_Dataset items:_
===
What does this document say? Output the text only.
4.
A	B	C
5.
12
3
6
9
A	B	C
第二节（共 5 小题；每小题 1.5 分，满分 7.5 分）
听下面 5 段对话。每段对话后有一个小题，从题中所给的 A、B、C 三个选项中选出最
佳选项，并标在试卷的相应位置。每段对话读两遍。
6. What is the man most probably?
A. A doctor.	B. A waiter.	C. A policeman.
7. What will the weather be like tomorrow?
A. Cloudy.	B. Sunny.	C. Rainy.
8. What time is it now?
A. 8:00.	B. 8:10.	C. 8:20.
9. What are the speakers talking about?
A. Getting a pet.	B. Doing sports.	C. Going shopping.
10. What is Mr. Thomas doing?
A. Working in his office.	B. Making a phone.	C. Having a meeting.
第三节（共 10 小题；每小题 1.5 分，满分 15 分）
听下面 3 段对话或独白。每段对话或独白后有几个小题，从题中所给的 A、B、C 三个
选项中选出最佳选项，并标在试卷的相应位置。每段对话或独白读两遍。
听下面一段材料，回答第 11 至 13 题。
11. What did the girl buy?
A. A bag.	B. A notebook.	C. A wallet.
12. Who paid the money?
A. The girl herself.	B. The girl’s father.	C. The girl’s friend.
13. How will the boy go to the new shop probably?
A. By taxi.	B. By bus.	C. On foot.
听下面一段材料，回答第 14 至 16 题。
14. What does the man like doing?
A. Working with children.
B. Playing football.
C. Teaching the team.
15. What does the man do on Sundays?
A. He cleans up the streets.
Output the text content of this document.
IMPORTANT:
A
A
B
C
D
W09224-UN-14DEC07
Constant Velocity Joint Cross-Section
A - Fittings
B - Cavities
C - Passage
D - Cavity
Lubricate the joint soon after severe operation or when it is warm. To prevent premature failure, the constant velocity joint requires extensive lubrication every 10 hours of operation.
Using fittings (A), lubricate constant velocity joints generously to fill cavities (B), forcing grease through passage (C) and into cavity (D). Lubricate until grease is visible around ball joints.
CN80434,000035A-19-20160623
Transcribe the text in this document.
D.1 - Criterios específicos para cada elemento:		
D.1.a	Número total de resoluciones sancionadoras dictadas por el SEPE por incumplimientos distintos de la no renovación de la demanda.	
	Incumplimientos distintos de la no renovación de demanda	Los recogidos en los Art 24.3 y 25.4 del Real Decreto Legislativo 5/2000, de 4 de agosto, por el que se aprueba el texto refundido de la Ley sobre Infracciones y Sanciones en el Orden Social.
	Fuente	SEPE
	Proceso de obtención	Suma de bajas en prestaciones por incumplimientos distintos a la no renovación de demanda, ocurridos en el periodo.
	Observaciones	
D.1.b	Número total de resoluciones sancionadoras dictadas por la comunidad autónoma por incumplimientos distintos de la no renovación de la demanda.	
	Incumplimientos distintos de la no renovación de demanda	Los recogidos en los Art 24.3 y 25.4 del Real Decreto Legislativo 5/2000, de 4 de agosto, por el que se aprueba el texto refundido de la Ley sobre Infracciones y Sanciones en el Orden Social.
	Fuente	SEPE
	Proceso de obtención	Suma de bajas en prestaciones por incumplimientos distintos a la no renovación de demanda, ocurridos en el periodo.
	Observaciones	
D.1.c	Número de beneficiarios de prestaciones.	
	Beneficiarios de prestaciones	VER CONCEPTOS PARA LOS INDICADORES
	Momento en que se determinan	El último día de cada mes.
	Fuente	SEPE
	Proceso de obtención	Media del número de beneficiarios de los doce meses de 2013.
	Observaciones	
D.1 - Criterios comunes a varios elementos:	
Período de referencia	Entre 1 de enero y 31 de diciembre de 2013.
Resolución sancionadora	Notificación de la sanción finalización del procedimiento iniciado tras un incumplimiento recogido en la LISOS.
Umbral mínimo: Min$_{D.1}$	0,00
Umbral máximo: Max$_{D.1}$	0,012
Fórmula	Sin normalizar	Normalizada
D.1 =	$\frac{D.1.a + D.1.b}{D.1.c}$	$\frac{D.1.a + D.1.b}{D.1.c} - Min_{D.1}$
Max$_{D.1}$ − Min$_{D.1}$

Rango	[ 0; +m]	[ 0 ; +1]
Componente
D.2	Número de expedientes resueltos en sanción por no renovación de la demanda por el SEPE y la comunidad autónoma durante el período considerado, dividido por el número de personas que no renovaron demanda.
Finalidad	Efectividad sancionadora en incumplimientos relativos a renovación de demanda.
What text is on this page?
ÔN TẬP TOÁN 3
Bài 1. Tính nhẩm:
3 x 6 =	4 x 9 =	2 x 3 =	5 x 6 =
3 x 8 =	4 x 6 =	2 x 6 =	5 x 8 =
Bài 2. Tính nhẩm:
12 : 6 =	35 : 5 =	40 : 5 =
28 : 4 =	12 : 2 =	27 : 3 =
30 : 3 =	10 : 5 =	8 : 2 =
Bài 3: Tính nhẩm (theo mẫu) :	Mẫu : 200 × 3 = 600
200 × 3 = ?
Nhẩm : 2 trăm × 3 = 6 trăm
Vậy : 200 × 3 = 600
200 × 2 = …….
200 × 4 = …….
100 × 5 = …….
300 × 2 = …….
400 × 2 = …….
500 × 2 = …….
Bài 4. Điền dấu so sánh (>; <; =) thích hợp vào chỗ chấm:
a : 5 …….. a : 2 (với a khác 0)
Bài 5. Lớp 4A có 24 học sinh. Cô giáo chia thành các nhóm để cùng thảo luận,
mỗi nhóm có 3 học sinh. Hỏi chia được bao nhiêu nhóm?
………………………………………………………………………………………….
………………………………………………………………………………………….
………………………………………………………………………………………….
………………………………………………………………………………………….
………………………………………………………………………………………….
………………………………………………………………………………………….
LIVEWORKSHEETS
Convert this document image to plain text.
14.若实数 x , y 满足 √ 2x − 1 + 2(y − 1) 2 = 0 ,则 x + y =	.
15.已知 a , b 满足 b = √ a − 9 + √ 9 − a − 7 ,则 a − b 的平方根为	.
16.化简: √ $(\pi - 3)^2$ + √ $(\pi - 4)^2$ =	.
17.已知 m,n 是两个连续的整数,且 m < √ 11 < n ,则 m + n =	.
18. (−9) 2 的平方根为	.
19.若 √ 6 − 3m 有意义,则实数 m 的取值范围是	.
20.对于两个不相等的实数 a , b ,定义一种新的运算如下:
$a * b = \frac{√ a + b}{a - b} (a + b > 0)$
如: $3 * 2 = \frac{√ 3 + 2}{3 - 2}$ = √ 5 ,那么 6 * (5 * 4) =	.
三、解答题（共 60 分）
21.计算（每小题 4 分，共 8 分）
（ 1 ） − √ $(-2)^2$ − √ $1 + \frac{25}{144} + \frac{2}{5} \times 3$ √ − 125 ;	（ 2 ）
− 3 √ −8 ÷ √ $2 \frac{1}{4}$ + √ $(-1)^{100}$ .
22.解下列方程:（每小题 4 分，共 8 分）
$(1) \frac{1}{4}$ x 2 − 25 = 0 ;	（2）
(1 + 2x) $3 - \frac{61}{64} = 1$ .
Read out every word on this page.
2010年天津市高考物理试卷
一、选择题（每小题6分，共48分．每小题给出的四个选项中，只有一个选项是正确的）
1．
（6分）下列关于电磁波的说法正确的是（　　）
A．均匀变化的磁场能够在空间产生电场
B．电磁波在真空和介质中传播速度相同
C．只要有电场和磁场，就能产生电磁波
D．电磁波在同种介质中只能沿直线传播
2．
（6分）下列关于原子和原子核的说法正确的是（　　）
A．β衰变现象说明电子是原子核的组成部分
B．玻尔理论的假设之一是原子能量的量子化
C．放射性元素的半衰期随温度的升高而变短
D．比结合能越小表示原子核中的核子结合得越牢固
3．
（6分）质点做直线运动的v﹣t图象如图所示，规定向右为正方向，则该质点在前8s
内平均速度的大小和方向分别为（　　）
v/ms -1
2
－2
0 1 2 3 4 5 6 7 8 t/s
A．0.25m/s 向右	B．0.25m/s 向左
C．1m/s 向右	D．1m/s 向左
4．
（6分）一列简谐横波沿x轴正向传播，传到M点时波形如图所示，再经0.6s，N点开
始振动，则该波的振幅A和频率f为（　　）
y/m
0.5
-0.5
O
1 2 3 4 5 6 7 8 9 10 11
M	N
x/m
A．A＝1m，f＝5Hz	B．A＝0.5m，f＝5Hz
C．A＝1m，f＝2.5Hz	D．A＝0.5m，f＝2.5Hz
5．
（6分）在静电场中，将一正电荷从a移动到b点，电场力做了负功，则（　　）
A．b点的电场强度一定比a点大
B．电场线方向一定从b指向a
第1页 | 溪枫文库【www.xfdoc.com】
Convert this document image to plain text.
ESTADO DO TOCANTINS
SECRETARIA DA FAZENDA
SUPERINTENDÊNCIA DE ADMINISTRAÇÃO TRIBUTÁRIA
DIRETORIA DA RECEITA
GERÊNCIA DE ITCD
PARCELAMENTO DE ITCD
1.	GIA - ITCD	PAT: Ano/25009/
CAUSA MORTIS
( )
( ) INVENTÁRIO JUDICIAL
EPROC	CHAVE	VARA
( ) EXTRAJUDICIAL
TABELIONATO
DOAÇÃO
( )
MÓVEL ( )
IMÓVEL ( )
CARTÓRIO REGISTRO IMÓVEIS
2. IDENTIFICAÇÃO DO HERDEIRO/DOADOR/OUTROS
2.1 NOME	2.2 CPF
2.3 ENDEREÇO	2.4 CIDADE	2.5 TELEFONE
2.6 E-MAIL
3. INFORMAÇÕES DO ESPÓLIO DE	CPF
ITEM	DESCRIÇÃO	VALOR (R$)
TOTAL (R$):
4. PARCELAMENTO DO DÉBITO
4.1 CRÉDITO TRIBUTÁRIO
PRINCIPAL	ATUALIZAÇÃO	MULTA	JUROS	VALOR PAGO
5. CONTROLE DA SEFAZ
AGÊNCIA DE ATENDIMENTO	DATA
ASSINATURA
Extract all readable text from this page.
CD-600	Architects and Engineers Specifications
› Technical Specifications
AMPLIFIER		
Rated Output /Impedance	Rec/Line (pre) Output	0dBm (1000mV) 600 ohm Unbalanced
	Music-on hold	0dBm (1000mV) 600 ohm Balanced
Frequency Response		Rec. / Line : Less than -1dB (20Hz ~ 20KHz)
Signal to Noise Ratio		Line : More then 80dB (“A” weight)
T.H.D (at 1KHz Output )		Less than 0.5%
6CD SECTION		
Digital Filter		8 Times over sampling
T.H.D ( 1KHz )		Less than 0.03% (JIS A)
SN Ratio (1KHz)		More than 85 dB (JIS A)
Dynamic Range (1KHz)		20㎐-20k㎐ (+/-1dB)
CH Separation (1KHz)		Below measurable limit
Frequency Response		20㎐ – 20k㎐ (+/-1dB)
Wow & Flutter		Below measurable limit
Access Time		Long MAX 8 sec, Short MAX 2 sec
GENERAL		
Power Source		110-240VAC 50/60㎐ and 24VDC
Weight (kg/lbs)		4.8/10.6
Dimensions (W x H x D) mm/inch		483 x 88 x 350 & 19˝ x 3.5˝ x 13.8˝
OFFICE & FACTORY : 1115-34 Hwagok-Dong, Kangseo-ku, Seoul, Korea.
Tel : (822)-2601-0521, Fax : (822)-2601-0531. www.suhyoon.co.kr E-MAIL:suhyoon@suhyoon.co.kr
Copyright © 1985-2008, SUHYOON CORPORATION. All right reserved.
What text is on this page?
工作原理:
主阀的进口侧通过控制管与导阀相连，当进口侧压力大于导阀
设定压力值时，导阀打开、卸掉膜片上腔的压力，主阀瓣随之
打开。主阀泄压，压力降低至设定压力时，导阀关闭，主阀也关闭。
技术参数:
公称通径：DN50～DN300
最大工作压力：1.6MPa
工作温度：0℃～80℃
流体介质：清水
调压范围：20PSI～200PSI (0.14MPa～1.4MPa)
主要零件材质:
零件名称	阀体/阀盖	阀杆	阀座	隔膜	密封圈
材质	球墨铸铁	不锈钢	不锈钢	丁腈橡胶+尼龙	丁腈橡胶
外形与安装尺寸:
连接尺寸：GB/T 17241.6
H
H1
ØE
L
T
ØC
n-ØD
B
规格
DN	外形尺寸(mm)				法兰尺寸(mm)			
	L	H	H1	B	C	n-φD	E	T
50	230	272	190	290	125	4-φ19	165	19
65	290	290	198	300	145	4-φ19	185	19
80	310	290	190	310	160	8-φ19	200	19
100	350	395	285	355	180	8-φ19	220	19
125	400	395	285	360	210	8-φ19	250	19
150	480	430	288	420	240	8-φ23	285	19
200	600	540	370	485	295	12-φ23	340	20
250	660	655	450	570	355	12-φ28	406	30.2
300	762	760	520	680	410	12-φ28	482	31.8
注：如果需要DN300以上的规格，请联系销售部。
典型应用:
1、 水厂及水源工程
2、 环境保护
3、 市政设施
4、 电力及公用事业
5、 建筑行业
===
_The request:_
Copy every line that contains the string "measurable".

_Exercise solution:_
CH Separation (1KHz)		Below measurable limit
Wow & Flutter		Below measurable limit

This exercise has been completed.